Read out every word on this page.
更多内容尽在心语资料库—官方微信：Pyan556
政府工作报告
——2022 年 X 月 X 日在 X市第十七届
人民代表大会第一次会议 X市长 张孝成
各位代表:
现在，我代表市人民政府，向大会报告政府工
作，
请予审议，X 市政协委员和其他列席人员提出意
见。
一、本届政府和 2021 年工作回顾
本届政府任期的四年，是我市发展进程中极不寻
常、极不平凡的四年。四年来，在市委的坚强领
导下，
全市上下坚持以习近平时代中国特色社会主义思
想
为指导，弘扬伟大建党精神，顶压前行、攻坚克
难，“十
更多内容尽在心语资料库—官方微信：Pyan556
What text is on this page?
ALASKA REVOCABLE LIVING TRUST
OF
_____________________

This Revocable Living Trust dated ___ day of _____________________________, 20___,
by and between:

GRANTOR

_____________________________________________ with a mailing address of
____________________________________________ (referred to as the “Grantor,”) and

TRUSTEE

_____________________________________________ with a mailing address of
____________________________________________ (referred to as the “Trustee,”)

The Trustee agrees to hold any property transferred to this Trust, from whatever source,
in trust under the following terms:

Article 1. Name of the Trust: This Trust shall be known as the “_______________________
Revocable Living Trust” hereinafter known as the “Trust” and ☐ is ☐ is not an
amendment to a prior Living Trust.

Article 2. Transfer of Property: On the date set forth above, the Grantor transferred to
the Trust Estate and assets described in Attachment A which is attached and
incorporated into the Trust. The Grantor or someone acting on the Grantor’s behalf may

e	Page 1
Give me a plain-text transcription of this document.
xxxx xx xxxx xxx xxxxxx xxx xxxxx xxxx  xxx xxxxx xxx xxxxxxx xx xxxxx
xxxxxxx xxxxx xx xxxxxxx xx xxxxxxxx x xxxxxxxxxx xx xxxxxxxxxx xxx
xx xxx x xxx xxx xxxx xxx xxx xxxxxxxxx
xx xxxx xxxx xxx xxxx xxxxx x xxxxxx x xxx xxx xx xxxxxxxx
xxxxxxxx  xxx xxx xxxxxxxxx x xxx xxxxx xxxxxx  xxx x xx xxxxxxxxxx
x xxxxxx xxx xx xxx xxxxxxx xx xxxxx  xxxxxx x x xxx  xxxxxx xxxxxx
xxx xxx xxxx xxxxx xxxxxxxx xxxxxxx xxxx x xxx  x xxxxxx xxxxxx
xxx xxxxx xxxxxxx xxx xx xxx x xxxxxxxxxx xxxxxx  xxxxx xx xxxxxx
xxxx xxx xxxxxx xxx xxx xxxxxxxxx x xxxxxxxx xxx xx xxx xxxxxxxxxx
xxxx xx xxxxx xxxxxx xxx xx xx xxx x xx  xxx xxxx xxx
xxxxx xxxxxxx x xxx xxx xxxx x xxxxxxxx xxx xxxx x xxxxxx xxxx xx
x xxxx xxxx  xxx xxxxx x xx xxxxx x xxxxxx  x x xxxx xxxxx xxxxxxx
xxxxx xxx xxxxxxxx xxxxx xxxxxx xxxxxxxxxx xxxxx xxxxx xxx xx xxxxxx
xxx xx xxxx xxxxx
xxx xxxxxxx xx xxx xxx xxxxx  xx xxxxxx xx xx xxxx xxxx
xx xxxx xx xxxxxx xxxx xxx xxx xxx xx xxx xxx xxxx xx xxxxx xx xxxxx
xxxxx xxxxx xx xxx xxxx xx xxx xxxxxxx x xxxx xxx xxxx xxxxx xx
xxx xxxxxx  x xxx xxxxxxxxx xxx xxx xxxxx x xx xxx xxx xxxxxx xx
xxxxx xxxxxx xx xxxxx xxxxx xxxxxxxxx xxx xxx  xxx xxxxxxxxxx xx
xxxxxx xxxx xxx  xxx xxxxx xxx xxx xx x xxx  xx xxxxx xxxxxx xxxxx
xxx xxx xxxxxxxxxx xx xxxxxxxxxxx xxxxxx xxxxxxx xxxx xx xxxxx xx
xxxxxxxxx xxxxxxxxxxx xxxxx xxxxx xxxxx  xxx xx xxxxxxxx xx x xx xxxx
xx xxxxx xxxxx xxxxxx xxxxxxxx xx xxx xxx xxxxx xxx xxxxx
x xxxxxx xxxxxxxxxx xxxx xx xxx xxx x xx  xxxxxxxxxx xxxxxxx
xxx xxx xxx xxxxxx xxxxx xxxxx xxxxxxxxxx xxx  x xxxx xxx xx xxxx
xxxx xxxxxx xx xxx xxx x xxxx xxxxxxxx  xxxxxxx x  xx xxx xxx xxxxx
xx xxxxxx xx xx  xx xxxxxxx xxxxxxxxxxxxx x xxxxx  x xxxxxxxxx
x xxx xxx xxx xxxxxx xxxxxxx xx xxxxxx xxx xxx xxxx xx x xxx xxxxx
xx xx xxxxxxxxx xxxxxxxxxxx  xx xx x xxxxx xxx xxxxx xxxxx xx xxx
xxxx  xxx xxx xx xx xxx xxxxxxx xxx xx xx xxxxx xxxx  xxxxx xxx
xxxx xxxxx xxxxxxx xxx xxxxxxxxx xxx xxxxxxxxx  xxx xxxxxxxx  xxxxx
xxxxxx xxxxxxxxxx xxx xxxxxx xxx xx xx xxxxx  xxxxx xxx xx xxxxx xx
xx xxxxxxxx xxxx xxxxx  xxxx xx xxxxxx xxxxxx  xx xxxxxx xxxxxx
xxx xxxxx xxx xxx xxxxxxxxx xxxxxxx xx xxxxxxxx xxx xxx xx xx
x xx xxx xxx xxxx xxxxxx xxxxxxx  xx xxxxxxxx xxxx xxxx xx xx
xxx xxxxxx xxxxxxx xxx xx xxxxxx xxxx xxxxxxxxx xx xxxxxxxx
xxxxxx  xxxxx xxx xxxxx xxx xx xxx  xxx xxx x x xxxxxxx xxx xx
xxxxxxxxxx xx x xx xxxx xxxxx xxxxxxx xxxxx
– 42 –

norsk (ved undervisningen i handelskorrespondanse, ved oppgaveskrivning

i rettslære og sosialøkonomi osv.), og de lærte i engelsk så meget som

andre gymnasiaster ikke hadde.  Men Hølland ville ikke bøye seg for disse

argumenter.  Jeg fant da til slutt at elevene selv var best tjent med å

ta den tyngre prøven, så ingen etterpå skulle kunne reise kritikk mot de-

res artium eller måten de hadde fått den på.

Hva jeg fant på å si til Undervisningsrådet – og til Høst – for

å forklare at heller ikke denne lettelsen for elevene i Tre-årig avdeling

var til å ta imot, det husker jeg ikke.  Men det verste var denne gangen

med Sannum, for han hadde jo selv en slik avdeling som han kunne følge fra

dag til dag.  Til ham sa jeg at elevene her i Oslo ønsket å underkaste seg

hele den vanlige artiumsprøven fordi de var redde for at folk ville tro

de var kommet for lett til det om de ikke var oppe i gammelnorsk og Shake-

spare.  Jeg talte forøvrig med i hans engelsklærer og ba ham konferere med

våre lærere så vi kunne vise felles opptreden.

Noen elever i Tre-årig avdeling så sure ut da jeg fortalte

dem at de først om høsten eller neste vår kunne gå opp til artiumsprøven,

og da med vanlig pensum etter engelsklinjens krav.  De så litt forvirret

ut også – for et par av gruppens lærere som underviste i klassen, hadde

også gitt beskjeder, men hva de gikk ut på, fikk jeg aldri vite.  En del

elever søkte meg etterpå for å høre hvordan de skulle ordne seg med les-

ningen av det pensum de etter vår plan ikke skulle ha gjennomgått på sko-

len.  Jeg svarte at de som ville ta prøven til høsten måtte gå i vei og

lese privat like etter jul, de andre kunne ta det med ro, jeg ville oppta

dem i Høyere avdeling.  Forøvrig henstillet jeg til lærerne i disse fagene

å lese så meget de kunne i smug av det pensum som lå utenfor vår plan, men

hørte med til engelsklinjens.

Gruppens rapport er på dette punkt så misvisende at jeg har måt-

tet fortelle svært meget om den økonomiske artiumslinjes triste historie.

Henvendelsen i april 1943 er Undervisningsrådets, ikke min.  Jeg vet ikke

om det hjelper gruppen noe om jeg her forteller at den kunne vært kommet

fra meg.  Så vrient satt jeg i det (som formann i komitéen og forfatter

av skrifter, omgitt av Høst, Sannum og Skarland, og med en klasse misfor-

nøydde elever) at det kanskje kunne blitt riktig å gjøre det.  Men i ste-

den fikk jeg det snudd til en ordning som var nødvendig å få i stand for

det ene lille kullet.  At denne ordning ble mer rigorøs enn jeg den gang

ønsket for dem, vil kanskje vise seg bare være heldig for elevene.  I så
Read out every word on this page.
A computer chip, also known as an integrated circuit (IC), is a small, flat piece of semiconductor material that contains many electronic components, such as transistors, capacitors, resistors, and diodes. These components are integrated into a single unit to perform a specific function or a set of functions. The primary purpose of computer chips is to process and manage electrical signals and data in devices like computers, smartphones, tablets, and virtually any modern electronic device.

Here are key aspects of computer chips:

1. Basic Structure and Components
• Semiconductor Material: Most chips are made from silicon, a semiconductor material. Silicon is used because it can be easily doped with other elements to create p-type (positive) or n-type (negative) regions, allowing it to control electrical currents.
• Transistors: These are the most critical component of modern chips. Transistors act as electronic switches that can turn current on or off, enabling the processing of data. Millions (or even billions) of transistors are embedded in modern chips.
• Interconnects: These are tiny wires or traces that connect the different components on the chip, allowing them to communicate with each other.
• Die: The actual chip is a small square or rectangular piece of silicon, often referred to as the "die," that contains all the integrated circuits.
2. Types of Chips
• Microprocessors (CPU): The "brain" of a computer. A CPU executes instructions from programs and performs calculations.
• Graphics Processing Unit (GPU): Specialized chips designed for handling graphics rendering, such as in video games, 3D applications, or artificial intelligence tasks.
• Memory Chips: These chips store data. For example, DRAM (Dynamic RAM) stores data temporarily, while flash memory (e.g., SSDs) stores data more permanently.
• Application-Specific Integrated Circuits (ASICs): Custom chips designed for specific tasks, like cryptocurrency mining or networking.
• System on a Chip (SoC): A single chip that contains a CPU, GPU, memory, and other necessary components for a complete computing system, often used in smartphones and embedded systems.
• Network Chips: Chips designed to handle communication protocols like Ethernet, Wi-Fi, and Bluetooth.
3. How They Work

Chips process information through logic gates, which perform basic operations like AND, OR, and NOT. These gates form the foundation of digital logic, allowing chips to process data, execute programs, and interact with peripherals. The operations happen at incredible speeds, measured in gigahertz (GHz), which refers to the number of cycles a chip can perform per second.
....
● Exercise brief: Copy out every line of the listing that includes the string "single".

● Answer for the task:
A computer chip, also known as an integrated circuit (IC), is a small, flat piece of semiconductor material that contains many electronic components, such as transistors, capacitors, resistors, and diodes. These components are integrated into a single unit to perform a specific function or a set of functions. The primary purpose of computer chips is to process and manage electrical signals and data in devices like computers, smartphones, tablets, and virtually any modern electronic device.
• System on a Chip (SoC): A single chip that contains a CPU, GPU, memory, and other necessary components for a complete computing system, often used in smartphones and embedded systems.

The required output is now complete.